[Task brief]
Write out the full set of records exactly. Any pictures in them do not belong in the copy.

[Data extract]
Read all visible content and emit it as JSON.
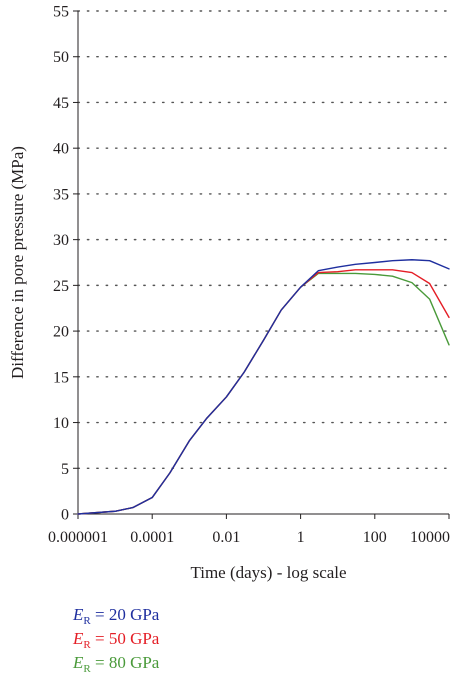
{
  "chart_data": {
    "type": "line",
    "xlabel": "Time (days) - log scale",
    "ylabel": "Difference in pore pressure (MPa)",
    "x_scale": "log",
    "xlim": [
      1e-06,
      10000
    ],
    "ylim": [
      0,
      55
    ],
    "x_tick_values": [
      1e-06,
      0.0001,
      0.01,
      1,
      100,
      10000
    ],
    "x_tick_labels": [
      "0.000001",
      "0.0001",
      "0.01",
      "1",
      "100",
      "10000"
    ],
    "y_ticks": [
      0,
      5,
      10,
      15,
      20,
      25,
      30,
      35,
      40,
      45,
      50,
      55
    ],
    "grid": "horizontal dotted",
    "legend_position": "bottom-left",
    "series": [
      {
        "name": "E_R = 20 GPa",
        "legend_symbol": "E",
        "legend_sub": "R",
        "legend_value": " = 20 GPa",
        "color": "#1f2f9f",
        "x": [
          1e-06,
          1e-05,
          3e-05,
          0.0001,
          0.0003,
          0.001,
          0.003,
          0.01,
          0.03,
          0.1,
          0.3,
          1,
          3,
          10,
          30,
          100,
          300,
          1000,
          3000,
          10000
        ],
        "y": [
          0,
          0.3,
          0.7,
          1.8,
          4.5,
          8,
          10.5,
          12.8,
          15.5,
          19,
          22.3,
          24.8,
          26.6,
          27,
          27.3,
          27.5,
          27.7,
          27.8,
          27.7,
          26.8
        ]
      },
      {
        "name": "E_R = 50 GPa",
        "legend_symbol": "E",
        "legend_sub": "R",
        "legend_value": " = 50 GPa",
        "color": "#e41e26",
        "x": [
          1e-06,
          1e-05,
          3e-05,
          0.0001,
          0.0003,
          0.001,
          0.003,
          0.01,
          0.03,
          0.1,
          0.3,
          1,
          3,
          10,
          30,
          100,
          300,
          1000,
          3000,
          10000
        ],
        "y": [
          0,
          0.3,
          0.7,
          1.8,
          4.5,
          8,
          10.5,
          12.8,
          15.5,
          19,
          22.3,
          24.8,
          26.4,
          26.5,
          26.7,
          26.7,
          26.7,
          26.4,
          25.2,
          21.5
        ]
      },
      {
        "name": "E_R = 80 GPa",
        "legend_symbol": "E",
        "legend_sub": "R",
        "legend_value": " = 80 GPa",
        "color": "#4a9a3a",
        "x": [
          1e-06,
          1e-05,
          3e-05,
          0.0001,
          0.0003,
          0.001,
          0.003,
          0.01,
          0.03,
          0.1,
          0.3,
          1,
          3,
          10,
          30,
          100,
          300,
          1000,
          3000,
          10000
        ],
        "y": [
          0,
          0.3,
          0.7,
          1.8,
          4.5,
          8,
          10.5,
          12.8,
          15.5,
          19,
          22.3,
          24.8,
          26.3,
          26.3,
          26.3,
          26.2,
          26,
          25.3,
          23.5,
          18.5
        ]
      }
    ]
  }
}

[Exercise solution]
Read all visible content and emit it as JSON.
{
  "chart_data": {
    "type": "line",
    "xlabel": "Time (days) - log scale",
    "ylabel": "Difference in pore pressure (MPa)",
    "x_scale": "log",
    "xlim": [
      1e-06,
      10000
    ],
    "ylim": [
      0,
      55
    ],
    "x_tick_values": [
      1e-06,
      0.0001,
      0.01,
      1,
      100,
      10000
    ],
    "x_tick_labels": [
      "0.000001",
      "0.0001",
      "0.01",
      "1",
      "100",
      "10000"
    ],
    "y_ticks": [
      0,
      5,
      10,
      15,
      20,
      25,
      30,
      35,
      40,
      45,
      50,
      55
    ],
    "grid": "horizontal dotted",
    "legend_position": "bottom-left",
    "series": [
      {
        "name": "E_R = 20 GPa",
        "legend_symbol": "E",
        "legend_sub": "R",
        "legend_value": " = 20 GPa",
        "color": "#1f2f9f",
        "x": [
          1e-06,
          1e-05,
          3e-05,
          0.0001,
          0.0003,
          0.001,
          0.003,
          0.01,
          0.03,
          0.1,
          0.3,
          1,
          3,
          10,
          30,
          100,
          300,
          1000,
          3000,
          10000
        ],
        "y": [
          0,
          0.3,
          0.7,
          1.8,
          4.5,
          8,
          10.5,
          12.8,
          15.5,
          19,
          22.3,
          24.8,
          26.6,
          27,
          27.3,
          27.5,
          27.7,
          27.8,
          27.7,
          26.8
        ]
      },
      {
        "name": "E_R = 50 GPa",
        "legend_symbol": "E",
        "legend_sub": "R",
        "legend_value": " = 50 GPa",
        "color": "#e41e26",
        "x": [
          1e-06,
          1e-05,
          3e-05,
          0.0001,
          0.0003,
          0.001,
          0.003,
          0.01,
          0.03,
          0.1,
          0.3,
          1,
          3,
          10,
          30,
          100,
          300,
          1000,
          3000,
          10000
        ],
        "y": [
          0,
          0.3,
          0.7,
          1.8,
          4.5,
          8,
          10.5,
          12.8,
          15.5,
          19,
          22.3,
          24.8,
          26.4,
          26.5,
          26.7,
          26.7,
          26.7,
          26.4,
          25.2,
          21.5
        ]
      },
      {
        "name": "E_R = 80 GPa",
        "legend_symbol": "E",
        "legend_sub": "R",
        "legend_value": " = 80 GPa",
        "color": "#4a9a3a",
        "x": [
          1e-06,
          1e-05,
          3e-05,
          0.0001,
          0.0003,
          0.001,
          0.003,
          0.01,
          0.03,
          0.1,
          0.3,
          1,
          3,
          10,
          30,
          100,
          300,
          1000,
          3000,
          10000
        ],
        "y": [
          0,
          0.3,
          0.7,
          1.8,
          4.5,
          8,
          10.5,
          12.8,
          15.5,
          19,
          22.3,
          24.8,
          26.3,
          26.3,
          26.3,
          26.2,
          26,
          25.3,
          23.5,
          18.5
        ]
      }
    ]
  }
}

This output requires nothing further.